- **What you have to do**
Can you find the lines of the listing that include "JSON" and copy every one?

(Data items)
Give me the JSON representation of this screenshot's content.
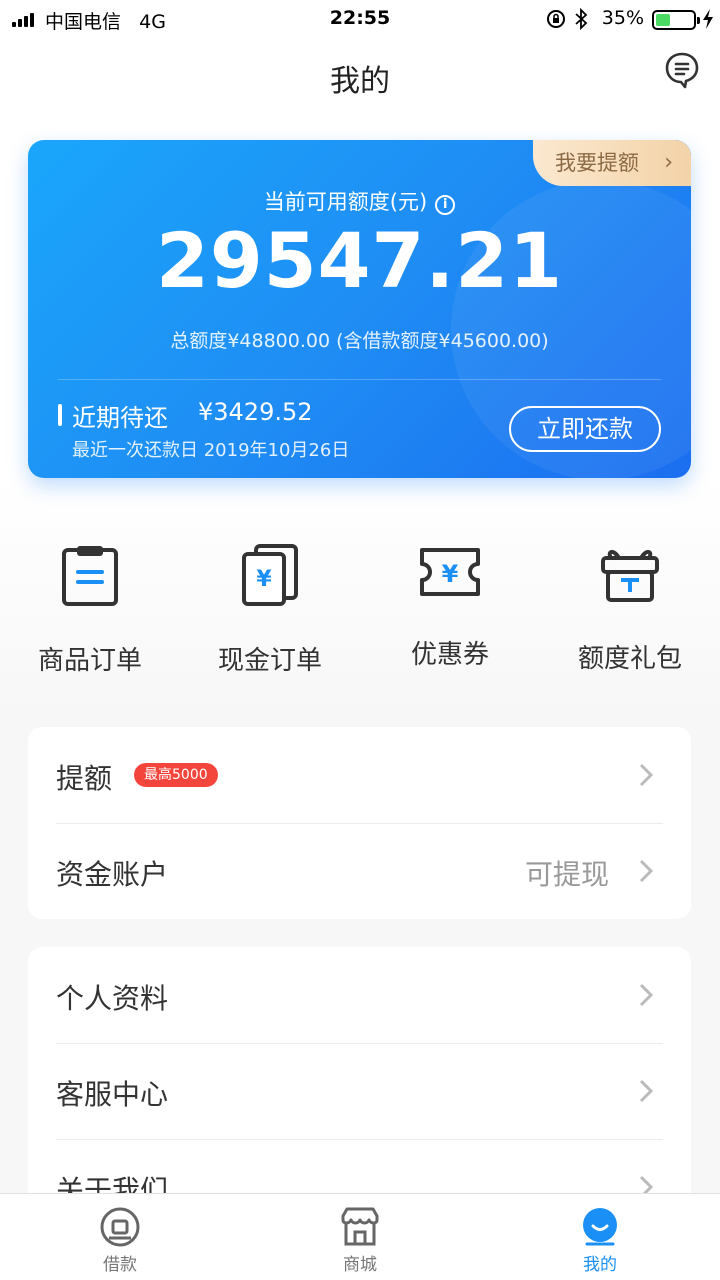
{
  "status_bar": {
    "carrier": "中国电信",
    "network": "4G",
    "time": "22:55",
    "battery": "35%"
  },
  "header": {
    "title": "我的",
    "icons": [
      "message-icon"
    ]
  },
  "credit_card": {
    "raise_tag": "我要提额",
    "available_label": "当前可用额度(元)",
    "available_amount": "29547.21",
    "total_quota": "总额度¥48800.00 (含借款额度¥45600.00)",
    "due_label": "近期待还",
    "due_amount": "¥3429.52",
    "due_date": "最近一次还款日 2019年10月26日",
    "repay_button": "立即还款",
    "colors": {
      "start": "#1aa6fb",
      "end": "#1b6ef0",
      "tag": "#f3d3a8"
    }
  },
  "quick_entries": [
    {
      "label": "商品订单",
      "icon": "clipboard-icon"
    },
    {
      "label": "现金订单",
      "icon": "cash-order-icon"
    },
    {
      "label": "优惠券",
      "icon": "coupon-icon"
    },
    {
      "label": "额度礼包",
      "icon": "gift-icon"
    }
  ],
  "menu_group_1": [
    {
      "label": "提额",
      "badge": "最高5000"
    },
    {
      "label": "资金账户",
      "value": "可提现"
    }
  ],
  "menu_group_2": [
    {
      "label": "个人资料"
    },
    {
      "label": "客服中心"
    },
    {
      "label": "关于我们"
    }
  ],
  "tab_bar": {
    "tabs": [
      {
        "label": "借款",
        "icon": "loan-icon"
      },
      {
        "label": "商城",
        "icon": "store-icon"
      },
      {
        "label": "我的",
        "icon": "profile-icon",
        "active": true
      }
    ],
    "active_color": "#1a8ff5"
  }
}
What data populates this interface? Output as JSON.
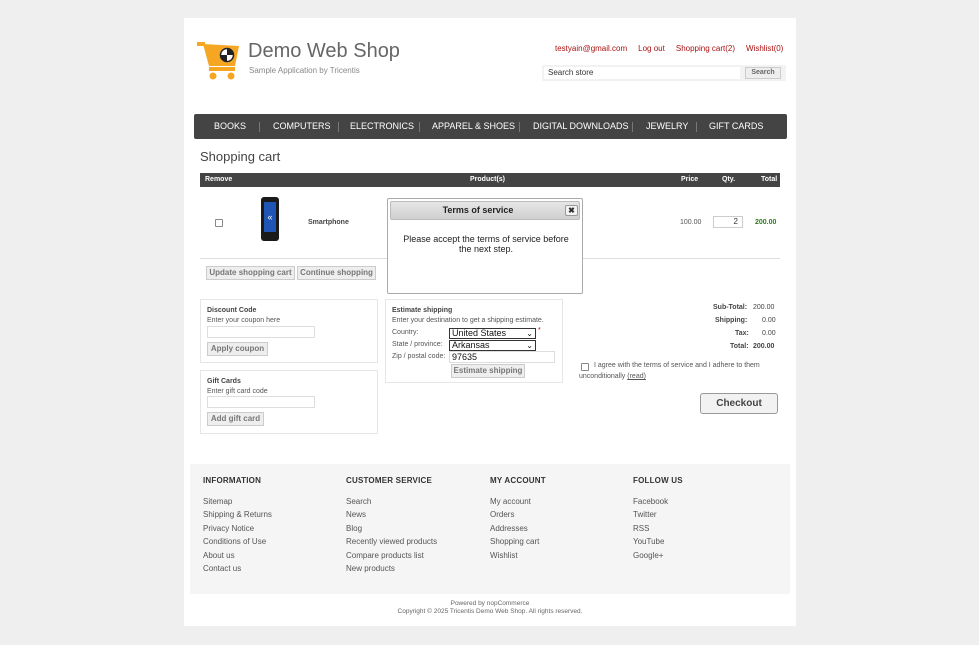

- **Task response**
Give me the JSON representation of this screenshot's content.
What data populates this interface? Output as JSON.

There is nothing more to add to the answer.